— START GIVEN RECORDS —

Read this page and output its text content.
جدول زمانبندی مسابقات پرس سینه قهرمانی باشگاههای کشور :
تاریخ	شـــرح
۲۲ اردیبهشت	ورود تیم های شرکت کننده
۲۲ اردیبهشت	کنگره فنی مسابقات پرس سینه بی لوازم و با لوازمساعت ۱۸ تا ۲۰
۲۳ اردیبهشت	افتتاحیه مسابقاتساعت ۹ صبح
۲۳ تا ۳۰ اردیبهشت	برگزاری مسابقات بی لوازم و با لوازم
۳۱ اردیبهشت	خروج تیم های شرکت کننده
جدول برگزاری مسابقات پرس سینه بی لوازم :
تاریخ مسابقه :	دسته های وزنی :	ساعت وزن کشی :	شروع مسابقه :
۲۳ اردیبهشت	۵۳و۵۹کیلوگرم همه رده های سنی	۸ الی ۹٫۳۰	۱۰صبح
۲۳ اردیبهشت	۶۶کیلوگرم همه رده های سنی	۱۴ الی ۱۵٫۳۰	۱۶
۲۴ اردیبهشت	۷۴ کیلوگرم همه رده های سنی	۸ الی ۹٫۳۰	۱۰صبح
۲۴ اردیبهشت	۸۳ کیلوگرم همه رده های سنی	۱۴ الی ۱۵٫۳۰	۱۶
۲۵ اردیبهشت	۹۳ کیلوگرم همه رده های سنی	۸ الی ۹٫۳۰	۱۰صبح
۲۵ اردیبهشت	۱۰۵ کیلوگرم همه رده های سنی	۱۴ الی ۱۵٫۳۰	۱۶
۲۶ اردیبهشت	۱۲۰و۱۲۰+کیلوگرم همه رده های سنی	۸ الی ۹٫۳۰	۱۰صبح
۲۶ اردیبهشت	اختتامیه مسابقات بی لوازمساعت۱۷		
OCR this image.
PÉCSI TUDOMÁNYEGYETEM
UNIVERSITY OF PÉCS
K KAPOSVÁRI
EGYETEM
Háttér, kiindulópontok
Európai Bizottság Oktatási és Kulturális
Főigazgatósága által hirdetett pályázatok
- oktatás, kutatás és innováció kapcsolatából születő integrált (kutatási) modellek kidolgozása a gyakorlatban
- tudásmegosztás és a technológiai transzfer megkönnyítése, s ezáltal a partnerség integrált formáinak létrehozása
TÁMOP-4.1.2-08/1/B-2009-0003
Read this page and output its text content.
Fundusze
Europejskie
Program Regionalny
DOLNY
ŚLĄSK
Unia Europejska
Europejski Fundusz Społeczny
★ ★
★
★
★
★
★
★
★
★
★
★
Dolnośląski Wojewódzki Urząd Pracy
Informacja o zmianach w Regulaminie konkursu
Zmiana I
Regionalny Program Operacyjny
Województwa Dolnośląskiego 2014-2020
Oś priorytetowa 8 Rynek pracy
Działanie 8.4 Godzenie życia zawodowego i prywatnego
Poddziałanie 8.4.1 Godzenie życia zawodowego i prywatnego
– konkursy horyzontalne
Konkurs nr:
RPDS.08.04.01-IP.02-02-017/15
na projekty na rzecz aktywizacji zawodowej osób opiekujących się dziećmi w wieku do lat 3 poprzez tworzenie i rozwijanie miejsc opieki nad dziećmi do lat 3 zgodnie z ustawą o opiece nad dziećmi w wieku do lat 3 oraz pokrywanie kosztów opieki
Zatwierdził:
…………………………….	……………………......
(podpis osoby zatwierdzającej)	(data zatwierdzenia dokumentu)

— END GIVEN RECORDS —

Copy the material above back out, exactly as written.

Read this page and output its text content.
جدول زمانبندی مسابقات پرس سینه قهرمانی باشگاههای کشور :
تاریخ	شـــرح
۲۲ اردیبهشت	ورود تیم های شرکت کننده
۲۲ اردیبهشت	کنگره فنی مسابقات پرس سینه بی لوازم و با لوازمساعت ۱۸ تا ۲۰
۲۳ اردیبهشت	افتتاحیه مسابقاتساعت ۹ صبح
۲۳ تا ۳۰ اردیبهشت	برگزاری مسابقات بی لوازم و با لوازم
۳۱ اردیبهشت	خروج تیم های شرکت کننده
جدول برگزاری مسابقات پرس سینه بی لوازم :
تاریخ مسابقه :	دسته های وزنی :	ساعت وزن کشی :	شروع مسابقه :
۲۳ اردیبهشت	۵۳و۵۹کیلوگرم همه رده های سنی	۸ الی ۹٫۳۰	۱۰صبح
۲۳ اردیبهشت	۶۶کیلوگرم همه رده های سنی	۱۴ الی ۱۵٫۳۰	۱۶
۲۴ اردیبهشت	۷۴ کیلوگرم همه رده های سنی	۸ الی ۹٫۳۰	۱۰صبح
۲۴ اردیبهشت	۸۳ کیلوگرم همه رده های سنی	۱۴ الی ۱۵٫۳۰	۱۶
۲۵ اردیبهشت	۹۳ کیلوگرم همه رده های سنی	۸ الی ۹٫۳۰	۱۰صبح
۲۵ اردیبهشت	۱۰۵ کیلوگرم همه رده های سنی	۱۴ الی ۱۵٫۳۰	۱۶
۲۶ اردیبهشت	۱۲۰و۱۲۰+کیلوگرم همه رده های سنی	۸ الی ۹٫۳۰	۱۰صبح
۲۶ اردیبهشت	اختتامیه مسابقات بی لوازمساعت۱۷		
OCR this image.
PÉCSI TUDOMÁNYEGYETEM
UNIVERSITY OF PÉCS
K KAPOSVÁRI
EGYETEM
Háttér, kiindulópontok
Európai Bizottság Oktatási és Kulturális
Főigazgatósága által hirdetett pályázatok
- oktatás, kutatás és innováció kapcsolatából születő integrált (kutatási) modellek kidolgozása a gyakorlatban
- tudásmegosztás és a technológiai transzfer megkönnyítése, s ezáltal a partnerség integrált formáinak létrehozása
TÁMOP-4.1.2-08/1/B-2009-0003
Read this page and output its text content.
Fundusze
Europejskie
Program Regionalny
DOLNY
ŚLĄSK
Unia Europejska
Europejski Fundusz Społeczny
★ ★
★
★
★
★
★
★
★
★
★
★
Dolnośląski Wojewódzki Urząd Pracy
Informacja o zmianach w Regulaminie konkursu
Zmiana I
Regionalny Program Operacyjny
Województwa Dolnośląskiego 2014-2020
Oś priorytetowa 8 Rynek pracy
Działanie 8.4 Godzenie życia zawodowego i prywatnego
Poddziałanie 8.4.1 Godzenie życia zawodowego i prywatnego
– konkursy horyzontalne
Konkurs nr:
RPDS.08.04.01-IP.02-02-017/15
na projekty na rzecz aktywizacji zawodowej osób opiekujących się dziećmi w wieku do lat 3 poprzez tworzenie i rozwijanie miejsc opieki nad dziećmi do lat 3 zgodnie z ustawą o opiece nad dziećmi w wieku do lat 3 oraz pokrywanie kosztów opieki
Zatwierdził:
…………………………….	……………………......
(podpis osoby zatwierdzającej)	(data zatwierdzenia dokumentu)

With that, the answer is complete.